What the task requires: Can you pull out the lines of the listing verbatim, from its first line up to and including the line with "bar-value-label: 6,3 — [118, 634, 175, 678]"?

Element position data:
* * *
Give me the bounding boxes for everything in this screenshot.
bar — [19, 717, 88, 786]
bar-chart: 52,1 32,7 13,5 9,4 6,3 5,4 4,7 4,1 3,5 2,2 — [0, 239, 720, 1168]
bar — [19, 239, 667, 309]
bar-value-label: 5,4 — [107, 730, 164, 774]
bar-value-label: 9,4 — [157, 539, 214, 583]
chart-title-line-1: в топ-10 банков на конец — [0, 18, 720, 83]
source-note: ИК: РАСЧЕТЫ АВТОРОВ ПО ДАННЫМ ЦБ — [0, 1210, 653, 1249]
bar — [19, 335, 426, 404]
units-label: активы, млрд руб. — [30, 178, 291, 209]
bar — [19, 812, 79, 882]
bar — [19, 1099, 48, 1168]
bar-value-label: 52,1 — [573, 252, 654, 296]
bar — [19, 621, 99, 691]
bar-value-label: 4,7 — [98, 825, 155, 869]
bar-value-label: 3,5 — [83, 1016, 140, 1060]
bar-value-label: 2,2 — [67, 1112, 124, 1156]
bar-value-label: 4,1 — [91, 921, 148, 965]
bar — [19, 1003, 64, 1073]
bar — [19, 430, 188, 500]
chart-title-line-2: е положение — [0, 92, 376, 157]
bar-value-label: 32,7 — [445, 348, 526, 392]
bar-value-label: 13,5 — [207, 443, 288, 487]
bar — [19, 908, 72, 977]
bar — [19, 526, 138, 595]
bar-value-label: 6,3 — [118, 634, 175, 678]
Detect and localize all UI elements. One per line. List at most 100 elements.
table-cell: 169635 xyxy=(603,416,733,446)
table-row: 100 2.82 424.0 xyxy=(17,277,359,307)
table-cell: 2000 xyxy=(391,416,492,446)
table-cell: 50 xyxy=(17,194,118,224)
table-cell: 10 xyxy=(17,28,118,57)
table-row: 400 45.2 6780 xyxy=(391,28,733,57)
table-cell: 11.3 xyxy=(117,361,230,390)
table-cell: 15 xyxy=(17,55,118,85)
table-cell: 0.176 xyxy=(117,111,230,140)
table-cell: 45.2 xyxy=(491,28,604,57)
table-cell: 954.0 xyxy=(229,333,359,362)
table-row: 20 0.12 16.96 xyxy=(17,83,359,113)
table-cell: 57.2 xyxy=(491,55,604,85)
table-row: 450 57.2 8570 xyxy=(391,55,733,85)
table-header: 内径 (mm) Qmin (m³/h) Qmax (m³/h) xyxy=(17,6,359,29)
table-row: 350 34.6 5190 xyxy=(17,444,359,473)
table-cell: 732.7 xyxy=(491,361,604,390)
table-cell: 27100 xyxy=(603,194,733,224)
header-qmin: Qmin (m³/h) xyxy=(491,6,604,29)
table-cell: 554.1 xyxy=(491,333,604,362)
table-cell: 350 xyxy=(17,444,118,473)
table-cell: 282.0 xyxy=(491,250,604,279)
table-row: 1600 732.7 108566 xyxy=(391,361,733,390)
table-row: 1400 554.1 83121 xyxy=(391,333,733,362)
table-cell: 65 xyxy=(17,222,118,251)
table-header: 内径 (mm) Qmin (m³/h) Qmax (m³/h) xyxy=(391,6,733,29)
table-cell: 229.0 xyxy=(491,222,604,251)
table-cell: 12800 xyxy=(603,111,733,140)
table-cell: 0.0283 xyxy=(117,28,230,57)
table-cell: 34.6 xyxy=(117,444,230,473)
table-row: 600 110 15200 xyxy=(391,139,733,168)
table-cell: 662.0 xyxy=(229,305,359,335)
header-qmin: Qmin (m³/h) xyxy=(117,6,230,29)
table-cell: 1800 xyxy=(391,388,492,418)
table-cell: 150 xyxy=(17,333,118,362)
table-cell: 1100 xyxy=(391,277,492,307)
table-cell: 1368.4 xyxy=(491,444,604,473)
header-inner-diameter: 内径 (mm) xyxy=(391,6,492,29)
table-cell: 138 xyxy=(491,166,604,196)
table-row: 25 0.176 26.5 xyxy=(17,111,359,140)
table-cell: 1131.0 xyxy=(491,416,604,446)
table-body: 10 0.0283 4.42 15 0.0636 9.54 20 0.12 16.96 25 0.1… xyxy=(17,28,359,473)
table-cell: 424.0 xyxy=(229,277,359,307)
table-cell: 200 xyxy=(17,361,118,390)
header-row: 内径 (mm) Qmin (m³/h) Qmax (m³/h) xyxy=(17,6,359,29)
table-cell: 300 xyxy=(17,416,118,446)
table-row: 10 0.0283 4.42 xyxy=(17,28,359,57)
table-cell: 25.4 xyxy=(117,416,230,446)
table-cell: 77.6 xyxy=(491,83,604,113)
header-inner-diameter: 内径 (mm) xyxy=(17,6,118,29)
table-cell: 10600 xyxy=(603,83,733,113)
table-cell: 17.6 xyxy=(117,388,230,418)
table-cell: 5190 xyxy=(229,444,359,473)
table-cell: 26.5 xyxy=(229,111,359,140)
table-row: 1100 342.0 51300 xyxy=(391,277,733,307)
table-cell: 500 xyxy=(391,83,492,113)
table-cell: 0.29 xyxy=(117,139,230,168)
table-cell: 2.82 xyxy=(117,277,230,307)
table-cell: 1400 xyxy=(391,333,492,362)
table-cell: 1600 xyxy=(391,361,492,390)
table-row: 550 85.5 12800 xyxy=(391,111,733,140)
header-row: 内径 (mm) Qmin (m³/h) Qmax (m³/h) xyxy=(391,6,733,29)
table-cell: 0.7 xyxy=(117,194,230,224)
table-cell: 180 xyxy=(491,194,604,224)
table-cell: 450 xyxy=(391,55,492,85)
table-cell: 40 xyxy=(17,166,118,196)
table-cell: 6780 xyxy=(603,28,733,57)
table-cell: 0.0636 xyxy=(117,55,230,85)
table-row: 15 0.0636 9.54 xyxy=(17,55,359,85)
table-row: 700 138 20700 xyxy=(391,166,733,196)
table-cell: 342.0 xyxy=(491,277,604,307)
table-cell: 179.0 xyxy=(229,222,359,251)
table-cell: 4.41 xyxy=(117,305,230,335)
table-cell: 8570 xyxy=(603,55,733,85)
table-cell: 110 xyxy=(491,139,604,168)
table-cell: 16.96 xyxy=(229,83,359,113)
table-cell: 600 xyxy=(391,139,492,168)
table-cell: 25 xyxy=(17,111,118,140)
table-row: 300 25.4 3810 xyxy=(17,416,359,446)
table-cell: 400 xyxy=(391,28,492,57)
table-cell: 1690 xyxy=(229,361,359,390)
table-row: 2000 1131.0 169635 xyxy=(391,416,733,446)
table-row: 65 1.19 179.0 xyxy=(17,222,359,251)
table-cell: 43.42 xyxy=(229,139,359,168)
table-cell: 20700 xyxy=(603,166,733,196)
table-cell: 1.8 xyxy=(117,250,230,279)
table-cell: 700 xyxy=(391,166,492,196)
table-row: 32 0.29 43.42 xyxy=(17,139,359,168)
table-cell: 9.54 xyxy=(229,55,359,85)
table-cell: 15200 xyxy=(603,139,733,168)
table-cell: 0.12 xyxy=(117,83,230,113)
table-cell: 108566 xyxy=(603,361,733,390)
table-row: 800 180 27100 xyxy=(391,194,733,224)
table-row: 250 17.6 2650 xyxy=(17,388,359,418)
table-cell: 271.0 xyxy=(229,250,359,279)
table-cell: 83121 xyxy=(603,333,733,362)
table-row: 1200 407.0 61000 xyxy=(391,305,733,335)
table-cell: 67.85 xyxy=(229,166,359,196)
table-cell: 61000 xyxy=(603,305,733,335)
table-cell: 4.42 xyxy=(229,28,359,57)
* * *
Reply:
Give me the bounding boxes for everything in this screenshot.
bar — [19, 717, 88, 786]
bar-chart: 52,1 32,7 13,5 9,4 6,3 5,4 4,7 4,1 3,5 2,2 — [0, 239, 720, 1168]
bar — [19, 239, 667, 309]
bar-value-label: 5,4 — [107, 730, 164, 774]
bar-value-label: 9,4 — [157, 539, 214, 583]
chart-title-line-1: в топ-10 банков на конец — [0, 18, 720, 83]
source-note: ИК: РАСЧЕТЫ АВТОРОВ ПО ДАННЫМ ЦБ — [0, 1210, 653, 1249]
bar — [19, 335, 426, 404]
units-label: активы, млрд руб. — [30, 178, 291, 209]
bar — [19, 812, 79, 882]
bar — [19, 1099, 48, 1168]
bar-value-label: 52,1 — [573, 252, 654, 296]
bar — [19, 621, 99, 691]
bar-value-label: 4,7 — [98, 825, 155, 869]
bar-value-label: 3,5 — [83, 1016, 140, 1060]
bar-value-label: 2,2 — [67, 1112, 124, 1156]
bar-value-label: 4,1 — [91, 921, 148, 965]
bar — [19, 1003, 64, 1073]
bar — [19, 430, 188, 500]
chart-title-line-2: е положение — [0, 92, 376, 157]
bar-value-label: 32,7 — [445, 348, 526, 392]
bar-value-label: 13,5 — [207, 443, 288, 487]
bar — [19, 908, 72, 977]
bar — [19, 526, 138, 595]
bar-value-label: 6,3 — [118, 634, 175, 678]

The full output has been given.